Some records
"""

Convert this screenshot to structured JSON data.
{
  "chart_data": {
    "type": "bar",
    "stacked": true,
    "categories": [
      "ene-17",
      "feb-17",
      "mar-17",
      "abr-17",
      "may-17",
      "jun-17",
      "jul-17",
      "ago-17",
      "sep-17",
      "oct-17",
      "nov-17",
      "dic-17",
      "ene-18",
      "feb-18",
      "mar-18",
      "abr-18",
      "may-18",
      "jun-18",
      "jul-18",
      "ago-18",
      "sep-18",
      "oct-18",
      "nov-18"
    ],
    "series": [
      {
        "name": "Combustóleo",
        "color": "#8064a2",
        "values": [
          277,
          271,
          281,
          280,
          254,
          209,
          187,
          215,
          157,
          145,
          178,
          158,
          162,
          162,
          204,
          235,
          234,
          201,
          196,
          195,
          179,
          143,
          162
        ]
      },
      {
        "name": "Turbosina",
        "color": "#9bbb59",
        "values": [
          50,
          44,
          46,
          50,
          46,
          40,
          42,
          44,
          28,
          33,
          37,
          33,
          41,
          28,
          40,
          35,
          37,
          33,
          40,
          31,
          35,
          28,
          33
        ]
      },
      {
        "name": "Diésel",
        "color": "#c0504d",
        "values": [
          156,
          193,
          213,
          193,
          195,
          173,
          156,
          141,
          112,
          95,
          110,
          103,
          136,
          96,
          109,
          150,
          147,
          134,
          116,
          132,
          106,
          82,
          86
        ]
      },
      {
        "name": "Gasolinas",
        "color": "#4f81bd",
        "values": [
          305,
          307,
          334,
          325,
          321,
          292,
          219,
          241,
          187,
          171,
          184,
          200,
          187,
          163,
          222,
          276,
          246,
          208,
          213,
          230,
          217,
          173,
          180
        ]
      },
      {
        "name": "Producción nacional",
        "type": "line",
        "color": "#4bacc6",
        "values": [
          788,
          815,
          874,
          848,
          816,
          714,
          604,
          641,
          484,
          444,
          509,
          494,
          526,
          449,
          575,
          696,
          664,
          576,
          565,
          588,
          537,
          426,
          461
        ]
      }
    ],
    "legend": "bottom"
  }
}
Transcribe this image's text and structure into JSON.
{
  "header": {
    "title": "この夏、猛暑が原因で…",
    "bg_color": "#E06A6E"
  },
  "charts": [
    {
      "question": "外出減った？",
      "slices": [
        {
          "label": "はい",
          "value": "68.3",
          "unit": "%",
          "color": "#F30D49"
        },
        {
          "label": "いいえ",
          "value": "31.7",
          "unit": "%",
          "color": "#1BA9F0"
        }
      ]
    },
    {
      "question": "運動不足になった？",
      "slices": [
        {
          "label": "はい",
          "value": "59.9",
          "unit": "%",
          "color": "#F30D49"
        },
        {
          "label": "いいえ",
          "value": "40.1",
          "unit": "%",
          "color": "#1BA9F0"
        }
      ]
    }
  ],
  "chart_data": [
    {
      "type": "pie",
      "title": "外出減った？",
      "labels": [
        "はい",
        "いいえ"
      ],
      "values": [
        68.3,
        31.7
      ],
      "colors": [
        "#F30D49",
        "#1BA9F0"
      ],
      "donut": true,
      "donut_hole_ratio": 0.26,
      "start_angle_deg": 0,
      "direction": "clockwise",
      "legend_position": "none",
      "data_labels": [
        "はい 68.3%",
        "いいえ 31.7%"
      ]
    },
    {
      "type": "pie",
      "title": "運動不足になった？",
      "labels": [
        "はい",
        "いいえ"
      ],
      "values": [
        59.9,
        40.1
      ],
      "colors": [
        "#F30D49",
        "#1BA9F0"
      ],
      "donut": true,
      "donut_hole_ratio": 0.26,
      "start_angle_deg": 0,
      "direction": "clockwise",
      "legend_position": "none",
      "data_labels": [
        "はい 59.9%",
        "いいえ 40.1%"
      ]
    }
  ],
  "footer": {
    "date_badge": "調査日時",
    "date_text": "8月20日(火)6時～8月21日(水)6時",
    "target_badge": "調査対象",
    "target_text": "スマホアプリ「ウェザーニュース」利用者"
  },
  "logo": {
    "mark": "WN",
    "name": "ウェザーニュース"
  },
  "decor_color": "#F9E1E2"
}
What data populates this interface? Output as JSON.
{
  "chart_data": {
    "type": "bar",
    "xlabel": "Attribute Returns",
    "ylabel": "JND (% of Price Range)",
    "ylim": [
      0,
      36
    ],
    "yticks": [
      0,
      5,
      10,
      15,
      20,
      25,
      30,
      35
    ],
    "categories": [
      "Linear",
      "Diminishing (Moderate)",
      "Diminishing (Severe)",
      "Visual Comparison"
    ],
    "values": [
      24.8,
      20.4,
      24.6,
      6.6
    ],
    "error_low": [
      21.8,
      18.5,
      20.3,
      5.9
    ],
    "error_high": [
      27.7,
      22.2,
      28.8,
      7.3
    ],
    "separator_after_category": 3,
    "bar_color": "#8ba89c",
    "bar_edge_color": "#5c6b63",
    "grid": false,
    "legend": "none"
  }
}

"""

__PROBLEM DESCRIPTION__
Every record shown above should be written out again exactly.

__OUTPUT OF THE EXERCISE__
Convert this screenshot to structured JSON data.
{
  "chart_data": {
    "type": "bar",
    "stacked": true,
    "categories": [
      "ene-17",
      "feb-17",
      "mar-17",
      "abr-17",
      "may-17",
      "jun-17",
      "jul-17",
      "ago-17",
      "sep-17",
      "oct-17",
      "nov-17",
      "dic-17",
      "ene-18",
      "feb-18",
      "mar-18",
      "abr-18",
      "may-18",
      "jun-18",
      "jul-18",
      "ago-18",
      "sep-18",
      "oct-18",
      "nov-18"
    ],
    "series": [
      {
        "name": "Combustóleo",
        "color": "#8064a2",
        "values": [
          277,
          271,
          281,
          280,
          254,
          209,
          187,
          215,
          157,
          145,
          178,
          158,
          162,
          162,
          204,
          235,
          234,
          201,
          196,
          195,
          179,
          143,
          162
        ]
      },
      {
        "name": "Turbosina",
        "color": "#9bbb59",
        "values": [
          50,
          44,
          46,
          50,
          46,
          40,
          42,
          44,
          28,
          33,
          37,
          33,
          41,
          28,
          40,
          35,
          37,
          33,
          40,
          31,
          35,
          28,
          33
        ]
      },
      {
        "name": "Diésel",
        "color": "#c0504d",
        "values": [
          156,
          193,
          213,
          193,
          195,
          173,
          156,
          141,
          112,
          95,
          110,
          103,
          136,
          96,
          109,
          150,
          147,
          134,
          116,
          132,
          106,
          82,
          86
        ]
      },
      {
        "name": "Gasolinas",
        "color": "#4f81bd",
        "values": [
          305,
          307,
          334,
          325,
          321,
          292,
          219,
          241,
          187,
          171,
          184,
          200,
          187,
          163,
          222,
          276,
          246,
          208,
          213,
          230,
          217,
          173,
          180
        ]
      },
      {
        "name": "Producción nacional",
        "type": "line",
        "color": "#4bacc6",
        "values": [
          788,
          815,
          874,
          848,
          816,
          714,
          604,
          641,
          484,
          444,
          509,
          494,
          526,
          449,
          575,
          696,
          664,
          576,
          565,
          588,
          537,
          426,
          461
        ]
      }
    ],
    "legend": "bottom"
  }
}
Transcribe this image's text and structure into JSON.
{
  "header": {
    "title": "この夏、猛暑が原因で…",
    "bg_color": "#E06A6E"
  },
  "charts": [
    {
      "question": "外出減った？",
      "slices": [
        {
          "label": "はい",
          "value": "68.3",
          "unit": "%",
          "color": "#F30D49"
        },
        {
          "label": "いいえ",
          "value": "31.7",
          "unit": "%",
          "color": "#1BA9F0"
        }
      ]
    },
    {
      "question": "運動不足になった？",
      "slices": [
        {
          "label": "はい",
          "value": "59.9",
          "unit": "%",
          "color": "#F30D49"
        },
        {
          "label": "いいえ",
          "value": "40.1",
          "unit": "%",
          "color": "#1BA9F0"
        }
      ]
    }
  ],
  "chart_data": [
    {
      "type": "pie",
      "title": "外出減った？",
      "labels": [
        "はい",
        "いいえ"
      ],
      "values": [
        68.3,
        31.7
      ],
      "colors": [
        "#F30D49",
        "#1BA9F0"
      ],
      "donut": true,
      "donut_hole_ratio": 0.26,
      "start_angle_deg": 0,
      "direction": "clockwise",
      "legend_position": "none",
      "data_labels": [
        "はい 68.3%",
        "いいえ 31.7%"
      ]
    },
    {
      "type": "pie",
      "title": "運動不足になった？",
      "labels": [
        "はい",
        "いいえ"
      ],
      "values": [
        59.9,
        40.1
      ],
      "colors": [
        "#F30D49",
        "#1BA9F0"
      ],
      "donut": true,
      "donut_hole_ratio": 0.26,
      "start_angle_deg": 0,
      "direction": "clockwise",
      "legend_position": "none",
      "data_labels": [
        "はい 59.9%",
        "いいえ 40.1%"
      ]
    }
  ],
  "footer": {
    "date_badge": "調査日時",
    "date_text": "8月20日(火)6時～8月21日(水)6時",
    "target_badge": "調査対象",
    "target_text": "スマホアプリ「ウェザーニュース」利用者"
  },
  "logo": {
    "mark": "WN",
    "name": "ウェザーニュース"
  },
  "decor_color": "#F9E1E2"
}
What data populates this interface? Output as JSON.
{
  "chart_data": {
    "type": "bar",
    "xlabel": "Attribute Returns",
    "ylabel": "JND (% of Price Range)",
    "ylim": [
      0,
      36
    ],
    "yticks": [
      0,
      5,
      10,
      15,
      20,
      25,
      30,
      35
    ],
    "categories": [
      "Linear",
      "Diminishing (Moderate)",
      "Diminishing (Severe)",
      "Visual Comparison"
    ],
    "values": [
      24.8,
      20.4,
      24.6,
      6.6
    ],
    "error_low": [
      21.8,
      18.5,
      20.3,
      5.9
    ],
    "error_high": [
      27.7,
      22.2,
      28.8,
      7.3
    ],
    "separator_after_category": 3,
    "bar_color": "#8ba89c",
    "bar_edge_color": "#5c6b63",
    "grid": false,
    "legend": "none"
  }
}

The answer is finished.